**Work required:** Answer with the number of lines in the listing below that contain the word "this", and nothing else.

(Collection entries)
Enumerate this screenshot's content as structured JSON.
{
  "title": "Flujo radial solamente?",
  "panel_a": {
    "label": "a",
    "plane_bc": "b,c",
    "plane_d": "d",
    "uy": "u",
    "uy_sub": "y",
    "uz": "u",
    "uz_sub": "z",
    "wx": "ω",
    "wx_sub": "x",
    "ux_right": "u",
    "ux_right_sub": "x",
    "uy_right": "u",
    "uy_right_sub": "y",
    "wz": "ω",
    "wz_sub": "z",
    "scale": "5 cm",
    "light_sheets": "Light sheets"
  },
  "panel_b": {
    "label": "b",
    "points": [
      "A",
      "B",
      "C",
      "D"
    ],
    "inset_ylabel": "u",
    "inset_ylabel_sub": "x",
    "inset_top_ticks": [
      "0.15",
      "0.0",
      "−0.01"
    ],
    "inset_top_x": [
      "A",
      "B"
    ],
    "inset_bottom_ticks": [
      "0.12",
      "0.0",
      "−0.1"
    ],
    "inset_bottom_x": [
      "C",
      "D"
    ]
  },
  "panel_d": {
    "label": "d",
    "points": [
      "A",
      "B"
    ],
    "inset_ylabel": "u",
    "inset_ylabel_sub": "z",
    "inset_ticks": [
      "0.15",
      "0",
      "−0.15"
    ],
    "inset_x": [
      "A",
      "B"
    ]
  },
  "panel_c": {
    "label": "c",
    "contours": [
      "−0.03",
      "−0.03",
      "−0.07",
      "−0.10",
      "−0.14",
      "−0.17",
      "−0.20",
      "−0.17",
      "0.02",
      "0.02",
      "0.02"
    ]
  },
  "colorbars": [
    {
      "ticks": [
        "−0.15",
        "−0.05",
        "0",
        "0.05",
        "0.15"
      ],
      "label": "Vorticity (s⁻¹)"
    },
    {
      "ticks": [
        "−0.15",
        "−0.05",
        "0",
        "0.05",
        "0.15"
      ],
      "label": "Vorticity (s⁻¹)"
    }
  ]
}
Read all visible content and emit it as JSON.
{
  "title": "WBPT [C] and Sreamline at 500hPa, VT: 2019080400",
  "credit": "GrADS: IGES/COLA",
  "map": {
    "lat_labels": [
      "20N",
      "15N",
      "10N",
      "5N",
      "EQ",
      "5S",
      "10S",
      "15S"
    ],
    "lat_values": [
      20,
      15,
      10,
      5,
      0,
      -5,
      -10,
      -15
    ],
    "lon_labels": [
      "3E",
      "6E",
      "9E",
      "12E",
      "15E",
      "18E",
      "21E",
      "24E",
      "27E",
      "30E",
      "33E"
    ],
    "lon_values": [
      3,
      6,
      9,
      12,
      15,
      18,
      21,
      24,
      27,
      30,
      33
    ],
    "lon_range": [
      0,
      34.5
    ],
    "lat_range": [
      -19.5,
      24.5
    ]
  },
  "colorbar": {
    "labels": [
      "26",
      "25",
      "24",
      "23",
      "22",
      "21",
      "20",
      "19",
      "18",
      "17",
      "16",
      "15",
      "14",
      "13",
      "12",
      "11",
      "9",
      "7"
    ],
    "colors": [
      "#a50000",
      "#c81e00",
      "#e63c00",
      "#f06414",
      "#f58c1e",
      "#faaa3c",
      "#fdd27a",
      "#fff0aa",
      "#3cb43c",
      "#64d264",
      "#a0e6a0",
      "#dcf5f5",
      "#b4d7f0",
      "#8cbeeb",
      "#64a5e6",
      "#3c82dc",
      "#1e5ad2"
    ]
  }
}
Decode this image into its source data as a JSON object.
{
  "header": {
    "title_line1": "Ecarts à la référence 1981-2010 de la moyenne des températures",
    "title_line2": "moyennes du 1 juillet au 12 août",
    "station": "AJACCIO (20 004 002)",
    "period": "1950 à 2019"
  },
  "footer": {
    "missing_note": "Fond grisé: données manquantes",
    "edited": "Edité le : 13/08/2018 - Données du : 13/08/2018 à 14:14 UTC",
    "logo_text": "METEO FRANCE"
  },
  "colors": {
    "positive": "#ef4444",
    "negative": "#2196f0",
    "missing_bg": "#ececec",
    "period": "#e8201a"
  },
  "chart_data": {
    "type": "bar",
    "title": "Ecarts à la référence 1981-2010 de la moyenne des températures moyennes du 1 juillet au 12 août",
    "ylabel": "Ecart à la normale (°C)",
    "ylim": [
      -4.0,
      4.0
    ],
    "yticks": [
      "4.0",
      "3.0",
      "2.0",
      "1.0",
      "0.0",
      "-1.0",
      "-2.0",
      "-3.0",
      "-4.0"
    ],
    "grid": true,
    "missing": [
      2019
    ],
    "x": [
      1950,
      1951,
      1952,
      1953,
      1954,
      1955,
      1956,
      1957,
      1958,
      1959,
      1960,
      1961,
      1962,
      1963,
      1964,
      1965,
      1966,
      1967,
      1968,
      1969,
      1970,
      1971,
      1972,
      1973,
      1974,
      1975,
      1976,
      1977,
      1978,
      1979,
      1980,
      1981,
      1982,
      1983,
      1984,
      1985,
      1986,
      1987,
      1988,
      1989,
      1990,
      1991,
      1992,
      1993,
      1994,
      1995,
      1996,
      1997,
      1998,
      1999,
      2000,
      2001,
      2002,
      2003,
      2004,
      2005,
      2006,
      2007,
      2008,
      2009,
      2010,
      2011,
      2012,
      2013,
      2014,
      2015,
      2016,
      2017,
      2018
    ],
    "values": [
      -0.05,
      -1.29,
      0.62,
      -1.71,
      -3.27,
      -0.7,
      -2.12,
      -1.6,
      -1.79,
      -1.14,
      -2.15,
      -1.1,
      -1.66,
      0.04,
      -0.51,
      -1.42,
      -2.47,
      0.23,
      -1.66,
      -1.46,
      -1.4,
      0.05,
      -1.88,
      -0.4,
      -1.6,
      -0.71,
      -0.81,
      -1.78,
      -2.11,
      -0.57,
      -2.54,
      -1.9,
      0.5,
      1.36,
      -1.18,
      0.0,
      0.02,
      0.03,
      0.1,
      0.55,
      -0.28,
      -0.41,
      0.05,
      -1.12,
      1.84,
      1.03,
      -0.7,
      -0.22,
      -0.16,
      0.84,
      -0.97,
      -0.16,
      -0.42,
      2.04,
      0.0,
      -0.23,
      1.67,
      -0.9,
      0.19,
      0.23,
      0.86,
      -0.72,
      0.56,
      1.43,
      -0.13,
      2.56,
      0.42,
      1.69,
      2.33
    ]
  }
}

**Written solution:** 2